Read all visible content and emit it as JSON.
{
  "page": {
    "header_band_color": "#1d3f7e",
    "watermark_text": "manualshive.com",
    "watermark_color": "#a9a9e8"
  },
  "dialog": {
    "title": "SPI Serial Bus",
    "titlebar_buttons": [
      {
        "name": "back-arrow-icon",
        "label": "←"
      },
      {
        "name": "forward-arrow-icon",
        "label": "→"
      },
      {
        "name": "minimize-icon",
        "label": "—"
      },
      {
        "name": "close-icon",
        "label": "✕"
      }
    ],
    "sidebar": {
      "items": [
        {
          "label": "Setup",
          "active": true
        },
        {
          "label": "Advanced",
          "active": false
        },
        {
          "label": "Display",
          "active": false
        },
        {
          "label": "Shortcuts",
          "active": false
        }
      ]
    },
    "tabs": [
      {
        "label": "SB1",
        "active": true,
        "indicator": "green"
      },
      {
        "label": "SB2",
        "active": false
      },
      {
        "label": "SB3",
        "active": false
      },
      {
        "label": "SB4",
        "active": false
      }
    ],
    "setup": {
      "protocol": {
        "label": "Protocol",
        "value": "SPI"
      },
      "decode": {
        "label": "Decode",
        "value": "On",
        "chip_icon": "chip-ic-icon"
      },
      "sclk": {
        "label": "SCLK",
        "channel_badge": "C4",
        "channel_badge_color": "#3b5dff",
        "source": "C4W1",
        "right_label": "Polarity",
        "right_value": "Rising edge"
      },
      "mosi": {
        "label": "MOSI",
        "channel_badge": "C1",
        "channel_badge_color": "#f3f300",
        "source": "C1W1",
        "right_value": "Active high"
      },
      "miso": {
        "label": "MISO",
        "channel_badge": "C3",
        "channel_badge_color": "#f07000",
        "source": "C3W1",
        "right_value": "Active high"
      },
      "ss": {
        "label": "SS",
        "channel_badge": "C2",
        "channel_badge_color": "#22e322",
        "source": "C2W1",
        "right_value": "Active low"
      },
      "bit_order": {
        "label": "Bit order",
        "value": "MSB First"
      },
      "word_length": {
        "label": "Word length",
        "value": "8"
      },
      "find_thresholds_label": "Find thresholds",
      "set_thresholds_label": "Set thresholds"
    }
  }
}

- _What is expected_
Every entry needs to be retyped exactly.

- _Task answer_
Read all visible content and emit it as JSON.
{
  "page": {
    "header_band_color": "#1d3f7e",
    "watermark_text": "manualshive.com",
    "watermark_color": "#a9a9e8"
  },
  "dialog": {
    "title": "SPI Serial Bus",
    "titlebar_buttons": [
      {
        "name": "back-arrow-icon",
        "label": "←"
      },
      {
        "name": "forward-arrow-icon",
        "label": "→"
      },
      {
        "name": "minimize-icon",
        "label": "—"
      },
      {
        "name": "close-icon",
        "label": "✕"
      }
    ],
    "sidebar": {
      "items": [
        {
          "label": "Setup",
          "active": true
        },
        {
          "label": "Advanced",
          "active": false
        },
        {
          "label": "Display",
          "active": false
        },
        {
          "label": "Shortcuts",
          "active": false
        }
      ]
    },
    "tabs": [
      {
        "label": "SB1",
        "active": true,
        "indicator": "green"
      },
      {
        "label": "SB2",
        "active": false
      },
      {
        "label": "SB3",
        "active": false
      },
      {
        "label": "SB4",
        "active": false
      }
    ],
    "setup": {
      "protocol": {
        "label": "Protocol",
        "value": "SPI"
      },
      "decode": {
        "label": "Decode",
        "value": "On",
        "chip_icon": "chip-ic-icon"
      },
      "sclk": {
        "label": "SCLK",
        "channel_badge": "C4",
        "channel_badge_color": "#3b5dff",
        "source": "C4W1",
        "right_label": "Polarity",
        "right_value": "Rising edge"
      },
      "mosi": {
        "label": "MOSI",
        "channel_badge": "C1",
        "channel_badge_color": "#f3f300",
        "source": "C1W1",
        "right_value": "Active high"
      },
      "miso": {
        "label": "MISO",
        "channel_badge": "C3",
        "channel_badge_color": "#f07000",
        "source": "C3W1",
        "right_value": "Active high"
      },
      "ss": {
        "label": "SS",
        "channel_badge": "C2",
        "channel_badge_color": "#22e322",
        "source": "C2W1",
        "right_value": "Active low"
      },
      "bit_order": {
        "label": "Bit order",
        "value": "MSB First"
      },
      "word_length": {
        "label": "Word length",
        "value": "8"
      },
      "find_thresholds_label": "Find thresholds",
      "set_thresholds_label": "Set thresholds"
    }
  }
}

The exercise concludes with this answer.